(EXERCISE MATERIAL):
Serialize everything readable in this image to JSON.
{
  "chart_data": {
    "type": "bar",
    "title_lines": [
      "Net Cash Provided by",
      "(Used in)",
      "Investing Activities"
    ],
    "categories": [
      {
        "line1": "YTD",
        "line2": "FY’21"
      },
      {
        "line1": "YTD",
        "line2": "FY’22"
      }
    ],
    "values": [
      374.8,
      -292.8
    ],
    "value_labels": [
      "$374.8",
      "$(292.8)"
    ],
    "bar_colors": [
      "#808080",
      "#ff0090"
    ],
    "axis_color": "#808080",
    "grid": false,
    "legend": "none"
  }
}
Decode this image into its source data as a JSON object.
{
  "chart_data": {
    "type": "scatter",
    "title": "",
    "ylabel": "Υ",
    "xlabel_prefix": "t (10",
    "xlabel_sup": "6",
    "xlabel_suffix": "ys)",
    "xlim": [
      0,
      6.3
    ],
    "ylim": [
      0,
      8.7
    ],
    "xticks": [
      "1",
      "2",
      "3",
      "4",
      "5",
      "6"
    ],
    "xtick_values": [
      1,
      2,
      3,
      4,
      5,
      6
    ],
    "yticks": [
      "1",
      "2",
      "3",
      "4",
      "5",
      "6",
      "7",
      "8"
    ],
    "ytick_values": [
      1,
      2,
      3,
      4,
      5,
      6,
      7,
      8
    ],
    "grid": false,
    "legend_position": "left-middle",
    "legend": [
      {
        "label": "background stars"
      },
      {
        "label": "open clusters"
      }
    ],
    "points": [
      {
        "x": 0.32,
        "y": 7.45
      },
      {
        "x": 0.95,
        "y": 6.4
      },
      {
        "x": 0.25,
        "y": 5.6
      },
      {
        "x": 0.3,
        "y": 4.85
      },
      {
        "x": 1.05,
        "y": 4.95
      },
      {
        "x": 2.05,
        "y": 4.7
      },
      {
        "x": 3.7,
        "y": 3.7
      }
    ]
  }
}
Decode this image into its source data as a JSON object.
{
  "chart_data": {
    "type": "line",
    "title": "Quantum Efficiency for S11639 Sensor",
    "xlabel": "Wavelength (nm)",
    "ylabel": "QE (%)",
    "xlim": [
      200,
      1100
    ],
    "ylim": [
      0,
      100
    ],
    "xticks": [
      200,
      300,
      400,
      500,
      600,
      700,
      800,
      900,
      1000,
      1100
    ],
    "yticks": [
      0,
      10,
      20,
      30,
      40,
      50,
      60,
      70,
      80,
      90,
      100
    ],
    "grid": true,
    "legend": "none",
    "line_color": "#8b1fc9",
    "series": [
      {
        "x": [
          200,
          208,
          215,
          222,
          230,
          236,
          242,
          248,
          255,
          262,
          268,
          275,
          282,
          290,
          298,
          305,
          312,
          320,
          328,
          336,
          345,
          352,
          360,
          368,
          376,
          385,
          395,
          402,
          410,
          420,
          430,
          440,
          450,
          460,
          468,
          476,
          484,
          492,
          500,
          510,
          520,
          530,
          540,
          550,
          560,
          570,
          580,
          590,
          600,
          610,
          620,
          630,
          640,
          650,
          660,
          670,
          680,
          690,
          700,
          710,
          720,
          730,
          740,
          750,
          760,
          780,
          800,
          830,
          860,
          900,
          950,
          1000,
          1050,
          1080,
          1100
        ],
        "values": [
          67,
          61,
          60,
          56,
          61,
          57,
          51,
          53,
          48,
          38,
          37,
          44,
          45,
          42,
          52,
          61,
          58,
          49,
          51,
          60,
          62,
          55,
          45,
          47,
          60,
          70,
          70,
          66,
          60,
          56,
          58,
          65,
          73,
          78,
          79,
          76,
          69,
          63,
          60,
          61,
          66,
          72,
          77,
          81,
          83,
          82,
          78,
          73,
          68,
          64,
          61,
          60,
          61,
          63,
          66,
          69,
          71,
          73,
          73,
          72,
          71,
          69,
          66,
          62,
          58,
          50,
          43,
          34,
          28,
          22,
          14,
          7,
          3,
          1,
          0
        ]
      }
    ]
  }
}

(TASK GOAL):
Print the material once more, exactly.

(THE SOLUTION):
Serialize everything readable in this image to JSON.
{
  "chart_data": {
    "type": "bar",
    "title_lines": [
      "Net Cash Provided by",
      "(Used in)",
      "Investing Activities"
    ],
    "categories": [
      {
        "line1": "YTD",
        "line2": "FY’21"
      },
      {
        "line1": "YTD",
        "line2": "FY’22"
      }
    ],
    "values": [
      374.8,
      -292.8
    ],
    "value_labels": [
      "$374.8",
      "$(292.8)"
    ],
    "bar_colors": [
      "#808080",
      "#ff0090"
    ],
    "axis_color": "#808080",
    "grid": false,
    "legend": "none"
  }
}
Decode this image into its source data as a JSON object.
{
  "chart_data": {
    "type": "scatter",
    "title": "",
    "ylabel": "Υ",
    "xlabel_prefix": "t (10",
    "xlabel_sup": "6",
    "xlabel_suffix": "ys)",
    "xlim": [
      0,
      6.3
    ],
    "ylim": [
      0,
      8.7
    ],
    "xticks": [
      "1",
      "2",
      "3",
      "4",
      "5",
      "6"
    ],
    "xtick_values": [
      1,
      2,
      3,
      4,
      5,
      6
    ],
    "yticks": [
      "1",
      "2",
      "3",
      "4",
      "5",
      "6",
      "7",
      "8"
    ],
    "ytick_values": [
      1,
      2,
      3,
      4,
      5,
      6,
      7,
      8
    ],
    "grid": false,
    "legend_position": "left-middle",
    "legend": [
      {
        "label": "background stars"
      },
      {
        "label": "open clusters"
      }
    ],
    "points": [
      {
        "x": 0.32,
        "y": 7.45
      },
      {
        "x": 0.95,
        "y": 6.4
      },
      {
        "x": 0.25,
        "y": 5.6
      },
      {
        "x": 0.3,
        "y": 4.85
      },
      {
        "x": 1.05,
        "y": 4.95
      },
      {
        "x": 2.05,
        "y": 4.7
      },
      {
        "x": 3.7,
        "y": 3.7
      }
    ]
  }
}
Decode this image into its source data as a JSON object.
{
  "chart_data": {
    "type": "line",
    "title": "Quantum Efficiency for S11639 Sensor",
    "xlabel": "Wavelength (nm)",
    "ylabel": "QE (%)",
    "xlim": [
      200,
      1100
    ],
    "ylim": [
      0,
      100
    ],
    "xticks": [
      200,
      300,
      400,
      500,
      600,
      700,
      800,
      900,
      1000,
      1100
    ],
    "yticks": [
      0,
      10,
      20,
      30,
      40,
      50,
      60,
      70,
      80,
      90,
      100
    ],
    "grid": true,
    "legend": "none",
    "line_color": "#8b1fc9",
    "series": [
      {
        "x": [
          200,
          208,
          215,
          222,
          230,
          236,
          242,
          248,
          255,
          262,
          268,
          275,
          282,
          290,
          298,
          305,
          312,
          320,
          328,
          336,
          345,
          352,
          360,
          368,
          376,
          385,
          395,
          402,
          410,
          420,
          430,
          440,
          450,
          460,
          468,
          476,
          484,
          492,
          500,
          510,
          520,
          530,
          540,
          550,
          560,
          570,
          580,
          590,
          600,
          610,
          620,
          630,
          640,
          650,
          660,
          670,
          680,
          690,
          700,
          710,
          720,
          730,
          740,
          750,
          760,
          780,
          800,
          830,
          860,
          900,
          950,
          1000,
          1050,
          1080,
          1100
        ],
        "values": [
          67,
          61,
          60,
          56,
          61,
          57,
          51,
          53,
          48,
          38,
          37,
          44,
          45,
          42,
          52,
          61,
          58,
          49,
          51,
          60,
          62,
          55,
          45,
          47,
          60,
          70,
          70,
          66,
          60,
          56,
          58,
          65,
          73,
          78,
          79,
          76,
          69,
          63,
          60,
          61,
          66,
          72,
          77,
          81,
          83,
          82,
          78,
          73,
          68,
          64,
          61,
          60,
          61,
          63,
          66,
          69,
          71,
          73,
          73,
          72,
          71,
          69,
          66,
          62,
          58,
          50,
          43,
          34,
          28,
          22,
          14,
          7,
          3,
          1,
          0
        ]
      }
    ]
  }
}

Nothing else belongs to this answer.